GIVEN REQUEST:
Show every line containing "организациям" by copying it.

EXERCISE DATA:
______

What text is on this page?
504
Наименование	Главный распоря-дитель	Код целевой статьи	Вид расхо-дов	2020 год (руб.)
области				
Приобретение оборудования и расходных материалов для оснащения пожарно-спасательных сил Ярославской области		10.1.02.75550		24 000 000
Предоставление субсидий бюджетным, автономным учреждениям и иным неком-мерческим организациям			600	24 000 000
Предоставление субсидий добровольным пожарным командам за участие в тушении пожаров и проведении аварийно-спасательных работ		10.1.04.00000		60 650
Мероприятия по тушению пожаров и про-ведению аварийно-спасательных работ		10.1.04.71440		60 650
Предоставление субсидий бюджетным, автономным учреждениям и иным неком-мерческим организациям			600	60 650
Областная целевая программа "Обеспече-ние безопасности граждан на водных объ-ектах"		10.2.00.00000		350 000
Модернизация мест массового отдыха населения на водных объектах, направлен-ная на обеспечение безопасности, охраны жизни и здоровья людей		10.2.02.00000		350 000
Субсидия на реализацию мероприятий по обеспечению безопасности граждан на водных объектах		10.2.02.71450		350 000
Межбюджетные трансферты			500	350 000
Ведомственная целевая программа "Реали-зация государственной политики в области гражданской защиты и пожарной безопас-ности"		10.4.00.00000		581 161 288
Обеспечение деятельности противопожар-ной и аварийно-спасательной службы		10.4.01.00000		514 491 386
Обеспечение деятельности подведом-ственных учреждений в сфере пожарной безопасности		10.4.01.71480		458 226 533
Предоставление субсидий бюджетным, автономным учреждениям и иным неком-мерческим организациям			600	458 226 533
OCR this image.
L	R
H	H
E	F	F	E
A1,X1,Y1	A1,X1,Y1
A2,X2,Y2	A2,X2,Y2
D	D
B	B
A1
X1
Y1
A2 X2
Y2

______

RESPONSE BELOW:
Предоставление субсидий бюджетным, автономным учреждениям и иным неком-мерческим организациям			600	24 000 000
Предоставление субсидий бюджетным, автономным учреждениям и иным неком-мерческим организациям			600	60 650
Предоставление субсидий бюджетным, автономным учреждениям и иным неком-мерческим организациям			600	458 226 533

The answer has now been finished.